━━ Record list

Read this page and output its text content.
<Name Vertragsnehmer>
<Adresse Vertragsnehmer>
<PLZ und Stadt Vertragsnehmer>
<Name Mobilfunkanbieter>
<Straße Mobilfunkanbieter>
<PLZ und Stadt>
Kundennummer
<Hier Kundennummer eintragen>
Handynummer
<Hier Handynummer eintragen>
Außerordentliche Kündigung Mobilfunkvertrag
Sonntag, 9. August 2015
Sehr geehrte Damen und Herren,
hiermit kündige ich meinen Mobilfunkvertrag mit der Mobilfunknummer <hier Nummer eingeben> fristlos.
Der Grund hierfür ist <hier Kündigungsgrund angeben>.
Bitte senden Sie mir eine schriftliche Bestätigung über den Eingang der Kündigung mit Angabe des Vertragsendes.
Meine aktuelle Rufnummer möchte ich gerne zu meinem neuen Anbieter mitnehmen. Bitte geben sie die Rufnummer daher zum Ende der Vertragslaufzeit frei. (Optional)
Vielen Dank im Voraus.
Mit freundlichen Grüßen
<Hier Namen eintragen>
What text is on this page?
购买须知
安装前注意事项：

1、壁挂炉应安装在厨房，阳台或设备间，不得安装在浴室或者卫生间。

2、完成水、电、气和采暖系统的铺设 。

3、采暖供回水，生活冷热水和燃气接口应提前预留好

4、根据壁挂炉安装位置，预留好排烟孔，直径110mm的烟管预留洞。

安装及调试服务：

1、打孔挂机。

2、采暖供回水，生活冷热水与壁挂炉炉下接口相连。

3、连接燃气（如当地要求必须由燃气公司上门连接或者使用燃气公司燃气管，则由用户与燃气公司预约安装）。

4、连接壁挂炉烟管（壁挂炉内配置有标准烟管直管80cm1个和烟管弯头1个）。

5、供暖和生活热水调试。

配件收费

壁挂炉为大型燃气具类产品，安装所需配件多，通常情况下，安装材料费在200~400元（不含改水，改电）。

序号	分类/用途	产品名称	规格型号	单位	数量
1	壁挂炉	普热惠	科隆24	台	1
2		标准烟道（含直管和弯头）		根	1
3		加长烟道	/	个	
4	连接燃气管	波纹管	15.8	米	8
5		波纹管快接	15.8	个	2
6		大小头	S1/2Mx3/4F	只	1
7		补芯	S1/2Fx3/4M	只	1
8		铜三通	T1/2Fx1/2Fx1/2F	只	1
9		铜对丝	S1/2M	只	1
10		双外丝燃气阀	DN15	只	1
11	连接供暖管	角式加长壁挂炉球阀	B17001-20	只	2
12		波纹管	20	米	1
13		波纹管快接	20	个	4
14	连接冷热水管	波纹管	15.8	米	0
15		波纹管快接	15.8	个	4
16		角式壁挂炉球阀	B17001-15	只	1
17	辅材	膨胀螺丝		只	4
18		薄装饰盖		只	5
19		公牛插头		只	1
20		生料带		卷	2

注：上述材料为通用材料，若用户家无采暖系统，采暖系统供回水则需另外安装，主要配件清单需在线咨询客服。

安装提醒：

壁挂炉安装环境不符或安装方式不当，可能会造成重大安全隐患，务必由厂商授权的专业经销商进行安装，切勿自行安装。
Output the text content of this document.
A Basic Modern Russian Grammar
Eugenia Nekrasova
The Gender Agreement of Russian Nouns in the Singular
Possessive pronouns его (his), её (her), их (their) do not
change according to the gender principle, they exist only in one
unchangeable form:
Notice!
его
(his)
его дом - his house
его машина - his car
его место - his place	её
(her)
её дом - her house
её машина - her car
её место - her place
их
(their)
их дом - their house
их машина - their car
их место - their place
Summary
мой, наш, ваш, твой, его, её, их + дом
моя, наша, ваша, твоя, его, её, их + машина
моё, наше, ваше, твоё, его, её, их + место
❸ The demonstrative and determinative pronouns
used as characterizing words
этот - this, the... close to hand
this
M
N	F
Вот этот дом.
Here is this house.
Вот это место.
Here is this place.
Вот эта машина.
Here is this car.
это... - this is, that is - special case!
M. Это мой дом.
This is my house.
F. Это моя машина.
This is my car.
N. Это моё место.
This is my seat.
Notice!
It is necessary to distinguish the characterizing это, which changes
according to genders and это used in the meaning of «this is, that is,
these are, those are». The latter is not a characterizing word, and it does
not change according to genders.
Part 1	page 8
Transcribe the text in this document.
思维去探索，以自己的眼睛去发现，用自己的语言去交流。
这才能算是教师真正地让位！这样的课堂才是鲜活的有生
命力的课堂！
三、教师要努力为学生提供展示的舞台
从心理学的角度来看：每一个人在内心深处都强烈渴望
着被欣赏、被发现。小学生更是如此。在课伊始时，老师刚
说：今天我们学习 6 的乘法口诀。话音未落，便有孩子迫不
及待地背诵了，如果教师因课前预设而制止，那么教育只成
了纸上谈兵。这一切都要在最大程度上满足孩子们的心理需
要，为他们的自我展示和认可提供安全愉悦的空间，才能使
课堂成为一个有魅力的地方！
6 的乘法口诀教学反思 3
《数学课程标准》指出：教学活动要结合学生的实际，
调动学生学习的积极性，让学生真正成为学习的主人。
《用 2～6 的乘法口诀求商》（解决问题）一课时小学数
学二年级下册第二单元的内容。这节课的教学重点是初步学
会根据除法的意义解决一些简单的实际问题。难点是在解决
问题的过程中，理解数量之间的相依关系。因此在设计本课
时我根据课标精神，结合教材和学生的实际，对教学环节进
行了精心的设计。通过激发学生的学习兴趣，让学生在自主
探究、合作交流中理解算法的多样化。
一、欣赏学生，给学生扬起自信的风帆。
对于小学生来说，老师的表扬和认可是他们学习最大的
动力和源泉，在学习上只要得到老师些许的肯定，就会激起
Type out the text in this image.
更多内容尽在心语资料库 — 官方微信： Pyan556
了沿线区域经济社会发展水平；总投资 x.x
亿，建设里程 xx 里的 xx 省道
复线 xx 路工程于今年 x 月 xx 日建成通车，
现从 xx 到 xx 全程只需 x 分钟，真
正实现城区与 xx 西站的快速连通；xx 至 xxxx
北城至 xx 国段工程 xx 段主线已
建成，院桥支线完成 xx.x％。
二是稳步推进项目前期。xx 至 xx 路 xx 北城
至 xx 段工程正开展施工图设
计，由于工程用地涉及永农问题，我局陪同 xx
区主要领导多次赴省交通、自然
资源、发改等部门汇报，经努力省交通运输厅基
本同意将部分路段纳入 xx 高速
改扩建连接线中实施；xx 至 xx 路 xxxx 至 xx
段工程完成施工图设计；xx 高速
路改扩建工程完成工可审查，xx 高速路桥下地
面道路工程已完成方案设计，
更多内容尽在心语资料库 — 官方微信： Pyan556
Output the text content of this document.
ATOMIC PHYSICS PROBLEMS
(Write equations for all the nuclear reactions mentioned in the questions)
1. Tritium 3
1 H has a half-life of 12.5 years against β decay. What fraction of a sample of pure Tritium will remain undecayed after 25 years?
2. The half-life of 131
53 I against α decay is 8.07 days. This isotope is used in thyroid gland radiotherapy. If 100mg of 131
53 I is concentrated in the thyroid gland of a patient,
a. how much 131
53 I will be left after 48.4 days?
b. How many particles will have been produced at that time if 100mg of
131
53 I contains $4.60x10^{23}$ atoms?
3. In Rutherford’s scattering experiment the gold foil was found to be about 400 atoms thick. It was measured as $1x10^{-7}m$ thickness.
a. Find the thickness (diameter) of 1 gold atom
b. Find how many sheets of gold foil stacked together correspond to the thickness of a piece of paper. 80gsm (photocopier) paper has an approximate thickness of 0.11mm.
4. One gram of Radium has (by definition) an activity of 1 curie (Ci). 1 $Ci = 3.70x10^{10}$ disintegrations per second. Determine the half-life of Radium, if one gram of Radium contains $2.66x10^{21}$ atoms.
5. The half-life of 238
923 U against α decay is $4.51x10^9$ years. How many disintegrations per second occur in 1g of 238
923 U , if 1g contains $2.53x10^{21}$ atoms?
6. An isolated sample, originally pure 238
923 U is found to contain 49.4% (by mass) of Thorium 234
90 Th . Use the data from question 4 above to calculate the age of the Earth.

━━━━

- **The request**
Your task is to list each line of the records with the word "Find".

- **Answer in full**
a. Find the thickness (diameter) of 1 gold atom
b. Find how many sheets of gold foil stacked together correspond to the thickness of a piece of paper. 80gsm (photocopier) paper has an approximate thickness of 0.11mm.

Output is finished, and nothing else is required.